## TO DO
Repeat word for word the lines from the very first one through the line containing "y-tick-label: 4.5 [25, 234, 44, 248]", including both ends.

***** MATERIAL FOR THE TASK *****

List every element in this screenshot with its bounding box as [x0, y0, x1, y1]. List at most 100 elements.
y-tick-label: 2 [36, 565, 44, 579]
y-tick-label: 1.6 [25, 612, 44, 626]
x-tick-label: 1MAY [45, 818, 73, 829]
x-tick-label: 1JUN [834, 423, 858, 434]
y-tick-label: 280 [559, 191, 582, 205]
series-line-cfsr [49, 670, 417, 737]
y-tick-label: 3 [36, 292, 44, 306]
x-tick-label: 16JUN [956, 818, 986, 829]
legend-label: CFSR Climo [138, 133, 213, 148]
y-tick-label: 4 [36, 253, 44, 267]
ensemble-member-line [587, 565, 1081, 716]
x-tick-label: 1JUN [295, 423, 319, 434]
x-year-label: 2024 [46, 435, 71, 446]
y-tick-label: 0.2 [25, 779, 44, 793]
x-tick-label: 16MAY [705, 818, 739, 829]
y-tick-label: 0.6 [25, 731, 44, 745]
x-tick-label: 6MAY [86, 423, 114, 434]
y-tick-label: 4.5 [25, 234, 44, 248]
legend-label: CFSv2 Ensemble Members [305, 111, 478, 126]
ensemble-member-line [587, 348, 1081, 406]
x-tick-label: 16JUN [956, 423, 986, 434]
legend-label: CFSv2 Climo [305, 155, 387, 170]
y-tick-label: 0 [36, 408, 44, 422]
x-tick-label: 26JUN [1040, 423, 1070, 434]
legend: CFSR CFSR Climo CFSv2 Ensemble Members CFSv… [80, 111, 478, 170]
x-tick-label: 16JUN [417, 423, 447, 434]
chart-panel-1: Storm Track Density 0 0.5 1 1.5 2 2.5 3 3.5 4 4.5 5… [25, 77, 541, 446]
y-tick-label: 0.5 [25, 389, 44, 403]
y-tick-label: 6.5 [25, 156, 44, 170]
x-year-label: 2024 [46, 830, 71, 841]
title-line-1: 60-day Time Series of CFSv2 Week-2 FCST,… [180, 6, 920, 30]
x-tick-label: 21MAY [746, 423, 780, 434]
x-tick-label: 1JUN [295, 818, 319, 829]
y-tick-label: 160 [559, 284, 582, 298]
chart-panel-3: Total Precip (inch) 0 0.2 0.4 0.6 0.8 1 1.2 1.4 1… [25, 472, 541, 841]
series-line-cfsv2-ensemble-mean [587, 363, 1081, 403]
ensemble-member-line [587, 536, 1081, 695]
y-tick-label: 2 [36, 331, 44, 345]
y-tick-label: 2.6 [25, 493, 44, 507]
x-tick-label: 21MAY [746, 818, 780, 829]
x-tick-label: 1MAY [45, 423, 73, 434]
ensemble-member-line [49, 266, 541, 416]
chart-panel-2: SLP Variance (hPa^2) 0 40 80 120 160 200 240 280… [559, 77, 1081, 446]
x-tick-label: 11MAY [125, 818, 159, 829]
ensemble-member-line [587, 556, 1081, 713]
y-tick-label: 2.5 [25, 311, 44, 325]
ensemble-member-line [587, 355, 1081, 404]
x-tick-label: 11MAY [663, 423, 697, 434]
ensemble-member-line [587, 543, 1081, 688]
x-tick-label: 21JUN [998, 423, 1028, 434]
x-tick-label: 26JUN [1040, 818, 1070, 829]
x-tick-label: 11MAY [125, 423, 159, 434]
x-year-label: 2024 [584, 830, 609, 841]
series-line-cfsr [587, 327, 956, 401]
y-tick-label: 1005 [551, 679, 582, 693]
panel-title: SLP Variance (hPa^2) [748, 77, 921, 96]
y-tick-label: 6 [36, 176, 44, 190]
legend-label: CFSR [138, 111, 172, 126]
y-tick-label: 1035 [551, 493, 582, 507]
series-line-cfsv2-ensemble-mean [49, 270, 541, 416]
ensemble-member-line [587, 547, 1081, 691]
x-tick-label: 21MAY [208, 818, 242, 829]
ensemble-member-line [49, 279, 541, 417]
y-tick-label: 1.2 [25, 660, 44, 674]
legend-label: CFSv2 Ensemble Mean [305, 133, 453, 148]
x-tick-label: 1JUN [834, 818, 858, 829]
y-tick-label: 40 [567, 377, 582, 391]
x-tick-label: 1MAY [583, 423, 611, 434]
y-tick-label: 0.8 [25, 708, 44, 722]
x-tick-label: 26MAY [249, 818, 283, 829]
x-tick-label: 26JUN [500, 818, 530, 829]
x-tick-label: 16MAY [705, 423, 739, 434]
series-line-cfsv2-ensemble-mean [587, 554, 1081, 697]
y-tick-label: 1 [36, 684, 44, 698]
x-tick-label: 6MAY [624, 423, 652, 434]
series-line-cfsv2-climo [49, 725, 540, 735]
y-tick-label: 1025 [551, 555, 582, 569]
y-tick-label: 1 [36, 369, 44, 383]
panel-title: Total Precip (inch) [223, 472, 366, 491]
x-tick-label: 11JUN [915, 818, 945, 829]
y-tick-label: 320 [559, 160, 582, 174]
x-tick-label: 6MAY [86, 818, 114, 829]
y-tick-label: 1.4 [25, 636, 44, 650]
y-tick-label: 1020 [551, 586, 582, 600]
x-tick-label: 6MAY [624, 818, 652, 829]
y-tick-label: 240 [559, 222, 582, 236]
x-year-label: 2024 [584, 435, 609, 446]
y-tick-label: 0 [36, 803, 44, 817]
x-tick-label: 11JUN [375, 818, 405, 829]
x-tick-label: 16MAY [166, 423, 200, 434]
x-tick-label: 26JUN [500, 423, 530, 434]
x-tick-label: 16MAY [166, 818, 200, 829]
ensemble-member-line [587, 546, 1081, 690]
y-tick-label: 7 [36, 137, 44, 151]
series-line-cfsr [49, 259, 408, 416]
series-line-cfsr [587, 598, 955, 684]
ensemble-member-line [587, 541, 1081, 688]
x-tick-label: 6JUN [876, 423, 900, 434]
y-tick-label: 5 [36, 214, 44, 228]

*****

## SOLUTION
List every element in this screenshot with its bounding box as [x0, y0, x1, y1]. List at most 100 elements.
y-tick-label: 2 [36, 565, 44, 579]
y-tick-label: 1.6 [25, 612, 44, 626]
x-tick-label: 1MAY [45, 818, 73, 829]
x-tick-label: 1JUN [834, 423, 858, 434]
y-tick-label: 280 [559, 191, 582, 205]
series-line-cfsr [49, 670, 417, 737]
y-tick-label: 3 [36, 292, 44, 306]
x-tick-label: 16JUN [956, 818, 986, 829]
legend-label: CFSR Climo [138, 133, 213, 148]
y-tick-label: 4 [36, 253, 44, 267]
ensemble-member-line [587, 565, 1081, 716]
x-tick-label: 1JUN [295, 423, 319, 434]
x-year-label: 2024 [46, 435, 71, 446]
y-tick-label: 0.2 [25, 779, 44, 793]
x-tick-label: 16MAY [705, 818, 739, 829]
y-tick-label: 0.6 [25, 731, 44, 745]
x-tick-label: 6MAY [86, 423, 114, 434]
y-tick-label: 4.5 [25, 234, 44, 248]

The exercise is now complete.